◆ SET PROBLEM: Quote the records that follow in full, leaving the pictures out.

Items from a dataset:
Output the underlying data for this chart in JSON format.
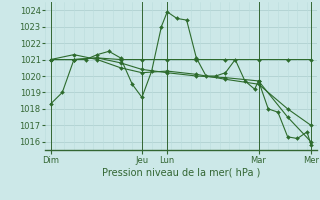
{
  "background_color": "#cce8e8",
  "grid_color_h": "#aacccc",
  "grid_color_v": "#bbdddd",
  "day_line_color": "#336633",
  "line_color": "#2d6b2d",
  "ylabel_text": "Pression niveau de la mer( hPa )",
  "xlim": [
    0,
    7.0
  ],
  "ylim": [
    1015.5,
    1024.5
  ],
  "yticks": [
    1016,
    1017,
    1018,
    1019,
    1020,
    1021,
    1022,
    1023,
    1024
  ],
  "day_positions": [
    0.15,
    2.5,
    3.15,
    5.5,
    6.85
  ],
  "day_labels": [
    "Dim",
    "Jeu",
    "Lun",
    "Mar",
    "Mer"
  ],
  "day_vlines": [
    0.15,
    2.5,
    3.15,
    5.5,
    6.85
  ],
  "num_vcols": 28,
  "series1": {
    "x": [
      0.15,
      0.45,
      0.75,
      1.05,
      1.35,
      1.65,
      1.95,
      2.25,
      2.5,
      2.75,
      3.0,
      3.15,
      3.4,
      3.65,
      3.9,
      4.15,
      4.4,
      4.65,
      4.9,
      5.15,
      5.4,
      5.5,
      5.75,
      6.0,
      6.25,
      6.5,
      6.75,
      6.85
    ],
    "y": [
      1018.3,
      1019.0,
      1021.0,
      1021.0,
      1021.3,
      1021.5,
      1021.1,
      1019.5,
      1018.7,
      1020.3,
      1023.0,
      1023.9,
      1023.5,
      1023.4,
      1021.1,
      1020.0,
      1020.0,
      1020.2,
      1021.0,
      1019.7,
      1019.2,
      1019.7,
      1018.0,
      1017.8,
      1016.3,
      1016.2,
      1016.6,
      1015.8
    ]
  },
  "series2": {
    "x": [
      0.15,
      0.75,
      1.35,
      1.95,
      2.5,
      3.15,
      3.9,
      4.65,
      5.5,
      6.25,
      6.85
    ],
    "y": [
      1021.0,
      1021.0,
      1021.1,
      1021.0,
      1021.0,
      1021.0,
      1021.0,
      1021.0,
      1021.0,
      1021.0,
      1021.0
    ]
  },
  "series3": {
    "x": [
      0.15,
      0.75,
      1.35,
      1.95,
      2.5,
      3.15,
      3.9,
      4.65,
      5.5,
      6.25,
      6.85
    ],
    "y": [
      1021.0,
      1021.3,
      1021.0,
      1020.5,
      1020.2,
      1020.3,
      1020.1,
      1019.8,
      1019.5,
      1018.0,
      1017.0
    ]
  },
  "series4": {
    "x": [
      0.15,
      0.75,
      1.35,
      1.95,
      2.5,
      3.15,
      3.9,
      4.65,
      5.5,
      6.25,
      6.85
    ],
    "y": [
      1021.0,
      1021.0,
      1021.1,
      1020.8,
      1020.4,
      1020.2,
      1020.0,
      1019.9,
      1019.7,
      1017.5,
      1016.0
    ]
  }
}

◆ PROBLEM SOLUTION:
Output the underlying data for this chart in JSON format.
{
  "background_color": "#cce8e8",
  "grid_color_h": "#aacccc",
  "grid_color_v": "#bbdddd",
  "day_line_color": "#336633",
  "line_color": "#2d6b2d",
  "ylabel_text": "Pression niveau de la mer( hPa )",
  "xlim": [
    0,
    7.0
  ],
  "ylim": [
    1015.5,
    1024.5
  ],
  "yticks": [
    1016,
    1017,
    1018,
    1019,
    1020,
    1021,
    1022,
    1023,
    1024
  ],
  "day_positions": [
    0.15,
    2.5,
    3.15,
    5.5,
    6.85
  ],
  "day_labels": [
    "Dim",
    "Jeu",
    "Lun",
    "Mar",
    "Mer"
  ],
  "day_vlines": [
    0.15,
    2.5,
    3.15,
    5.5,
    6.85
  ],
  "num_vcols": 28,
  "series1": {
    "x": [
      0.15,
      0.45,
      0.75,
      1.05,
      1.35,
      1.65,
      1.95,
      2.25,
      2.5,
      2.75,
      3.0,
      3.15,
      3.4,
      3.65,
      3.9,
      4.15,
      4.4,
      4.65,
      4.9,
      5.15,
      5.4,
      5.5,
      5.75,
      6.0,
      6.25,
      6.5,
      6.75,
      6.85
    ],
    "y": [
      1018.3,
      1019.0,
      1021.0,
      1021.0,
      1021.3,
      1021.5,
      1021.1,
      1019.5,
      1018.7,
      1020.3,
      1023.0,
      1023.9,
      1023.5,
      1023.4,
      1021.1,
      1020.0,
      1020.0,
      1020.2,
      1021.0,
      1019.7,
      1019.2,
      1019.7,
      1018.0,
      1017.8,
      1016.3,
      1016.2,
      1016.6,
      1015.8
    ]
  },
  "series2": {
    "x": [
      0.15,
      0.75,
      1.35,
      1.95,
      2.5,
      3.15,
      3.9,
      4.65,
      5.5,
      6.25,
      6.85
    ],
    "y": [
      1021.0,
      1021.0,
      1021.1,
      1021.0,
      1021.0,
      1021.0,
      1021.0,
      1021.0,
      1021.0,
      1021.0,
      1021.0
    ]
  },
  "series3": {
    "x": [
      0.15,
      0.75,
      1.35,
      1.95,
      2.5,
      3.15,
      3.9,
      4.65,
      5.5,
      6.25,
      6.85
    ],
    "y": [
      1021.0,
      1021.3,
      1021.0,
      1020.5,
      1020.2,
      1020.3,
      1020.1,
      1019.8,
      1019.5,
      1018.0,
      1017.0
    ]
  },
  "series4": {
    "x": [
      0.15,
      0.75,
      1.35,
      1.95,
      2.5,
      3.15,
      3.9,
      4.65,
      5.5,
      6.25,
      6.85
    ],
    "y": [
      1021.0,
      1021.0,
      1021.1,
      1020.8,
      1020.4,
      1020.2,
      1020.0,
      1019.9,
      1019.7,
      1017.5,
      1016.0
    ]
  }
}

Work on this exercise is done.